| SET TASK |
Count the lines in the items below that contain the string "help", with uppercase and lowercase treated as different, and reply with the number alone.

| DATA RECORDS |
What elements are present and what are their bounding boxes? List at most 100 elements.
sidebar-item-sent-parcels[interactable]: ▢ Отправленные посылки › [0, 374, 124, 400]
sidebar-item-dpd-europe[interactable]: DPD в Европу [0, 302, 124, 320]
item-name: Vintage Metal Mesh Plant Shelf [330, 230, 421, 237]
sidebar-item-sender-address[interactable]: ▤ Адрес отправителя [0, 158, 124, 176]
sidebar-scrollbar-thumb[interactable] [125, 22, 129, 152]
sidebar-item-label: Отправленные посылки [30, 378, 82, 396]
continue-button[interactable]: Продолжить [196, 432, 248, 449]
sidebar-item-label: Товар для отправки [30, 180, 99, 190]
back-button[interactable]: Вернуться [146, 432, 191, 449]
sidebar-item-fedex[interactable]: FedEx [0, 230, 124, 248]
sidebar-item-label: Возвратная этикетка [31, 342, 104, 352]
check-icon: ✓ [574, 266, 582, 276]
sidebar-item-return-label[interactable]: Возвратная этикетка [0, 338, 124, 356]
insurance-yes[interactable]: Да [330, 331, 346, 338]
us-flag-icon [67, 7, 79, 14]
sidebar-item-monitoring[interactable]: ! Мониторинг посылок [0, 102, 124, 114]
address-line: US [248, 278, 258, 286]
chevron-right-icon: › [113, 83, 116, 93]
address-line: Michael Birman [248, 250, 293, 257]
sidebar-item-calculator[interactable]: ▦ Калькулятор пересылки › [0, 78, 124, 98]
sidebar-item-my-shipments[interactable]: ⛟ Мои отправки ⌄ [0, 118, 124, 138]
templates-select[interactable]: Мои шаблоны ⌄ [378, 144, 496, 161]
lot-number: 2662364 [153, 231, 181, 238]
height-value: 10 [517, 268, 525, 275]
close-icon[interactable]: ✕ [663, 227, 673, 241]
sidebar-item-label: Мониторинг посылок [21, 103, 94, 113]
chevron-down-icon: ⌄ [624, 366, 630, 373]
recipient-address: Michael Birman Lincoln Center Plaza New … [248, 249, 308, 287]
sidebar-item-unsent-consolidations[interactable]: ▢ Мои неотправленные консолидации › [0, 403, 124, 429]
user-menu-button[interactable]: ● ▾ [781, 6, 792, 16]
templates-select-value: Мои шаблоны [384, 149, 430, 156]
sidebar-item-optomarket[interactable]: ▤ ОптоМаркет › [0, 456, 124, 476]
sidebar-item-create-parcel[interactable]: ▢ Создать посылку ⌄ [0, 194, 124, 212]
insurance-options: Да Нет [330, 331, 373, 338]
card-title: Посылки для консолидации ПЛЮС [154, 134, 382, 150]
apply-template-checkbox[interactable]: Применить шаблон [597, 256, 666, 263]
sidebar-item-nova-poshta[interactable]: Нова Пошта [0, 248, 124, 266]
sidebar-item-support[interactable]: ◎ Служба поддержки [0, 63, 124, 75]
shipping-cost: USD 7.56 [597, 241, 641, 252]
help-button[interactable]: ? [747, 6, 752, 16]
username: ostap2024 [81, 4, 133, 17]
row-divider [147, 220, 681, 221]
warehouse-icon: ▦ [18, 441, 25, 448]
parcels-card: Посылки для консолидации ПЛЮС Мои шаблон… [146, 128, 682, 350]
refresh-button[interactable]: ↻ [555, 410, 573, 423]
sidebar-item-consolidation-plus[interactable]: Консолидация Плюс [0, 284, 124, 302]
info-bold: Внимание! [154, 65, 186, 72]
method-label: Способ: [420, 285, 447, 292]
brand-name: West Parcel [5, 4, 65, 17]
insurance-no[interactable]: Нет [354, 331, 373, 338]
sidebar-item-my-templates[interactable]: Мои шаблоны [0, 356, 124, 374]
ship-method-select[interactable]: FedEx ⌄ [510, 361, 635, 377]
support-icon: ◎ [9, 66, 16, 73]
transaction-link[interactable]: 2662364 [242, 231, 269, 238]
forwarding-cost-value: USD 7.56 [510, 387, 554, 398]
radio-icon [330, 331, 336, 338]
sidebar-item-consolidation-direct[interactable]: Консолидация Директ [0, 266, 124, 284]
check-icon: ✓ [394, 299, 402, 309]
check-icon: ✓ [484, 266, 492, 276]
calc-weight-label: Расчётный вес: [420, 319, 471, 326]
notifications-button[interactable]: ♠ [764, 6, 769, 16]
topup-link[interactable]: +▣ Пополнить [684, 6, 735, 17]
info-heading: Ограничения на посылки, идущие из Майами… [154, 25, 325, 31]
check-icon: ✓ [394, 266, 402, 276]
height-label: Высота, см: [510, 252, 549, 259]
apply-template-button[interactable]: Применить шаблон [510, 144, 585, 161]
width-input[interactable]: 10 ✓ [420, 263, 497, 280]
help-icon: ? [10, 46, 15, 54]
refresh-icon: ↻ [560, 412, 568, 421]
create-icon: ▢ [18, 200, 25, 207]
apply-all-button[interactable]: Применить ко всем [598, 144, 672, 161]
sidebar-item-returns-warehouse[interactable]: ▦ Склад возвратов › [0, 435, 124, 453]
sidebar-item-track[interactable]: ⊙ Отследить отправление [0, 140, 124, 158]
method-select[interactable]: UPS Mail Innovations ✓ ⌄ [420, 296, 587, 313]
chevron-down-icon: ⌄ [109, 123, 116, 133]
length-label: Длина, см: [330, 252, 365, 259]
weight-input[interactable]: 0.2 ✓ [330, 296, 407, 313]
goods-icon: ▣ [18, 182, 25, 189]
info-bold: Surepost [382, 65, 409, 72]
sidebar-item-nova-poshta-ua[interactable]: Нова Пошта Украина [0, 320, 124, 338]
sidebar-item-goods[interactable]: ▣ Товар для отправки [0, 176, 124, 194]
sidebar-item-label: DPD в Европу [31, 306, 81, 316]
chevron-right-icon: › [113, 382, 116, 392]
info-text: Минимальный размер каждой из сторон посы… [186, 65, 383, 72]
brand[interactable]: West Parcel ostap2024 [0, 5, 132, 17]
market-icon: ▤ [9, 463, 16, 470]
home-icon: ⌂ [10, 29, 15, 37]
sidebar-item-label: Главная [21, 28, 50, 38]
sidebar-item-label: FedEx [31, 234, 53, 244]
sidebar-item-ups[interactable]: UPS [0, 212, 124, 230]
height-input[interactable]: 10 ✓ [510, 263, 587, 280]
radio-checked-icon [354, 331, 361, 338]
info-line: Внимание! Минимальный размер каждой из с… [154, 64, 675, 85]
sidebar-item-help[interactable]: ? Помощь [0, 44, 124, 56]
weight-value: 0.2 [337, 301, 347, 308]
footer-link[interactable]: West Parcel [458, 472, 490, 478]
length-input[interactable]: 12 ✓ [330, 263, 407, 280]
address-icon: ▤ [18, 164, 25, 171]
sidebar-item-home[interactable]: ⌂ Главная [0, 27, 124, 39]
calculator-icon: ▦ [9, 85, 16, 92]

| COMPLETE RESPONSE |
3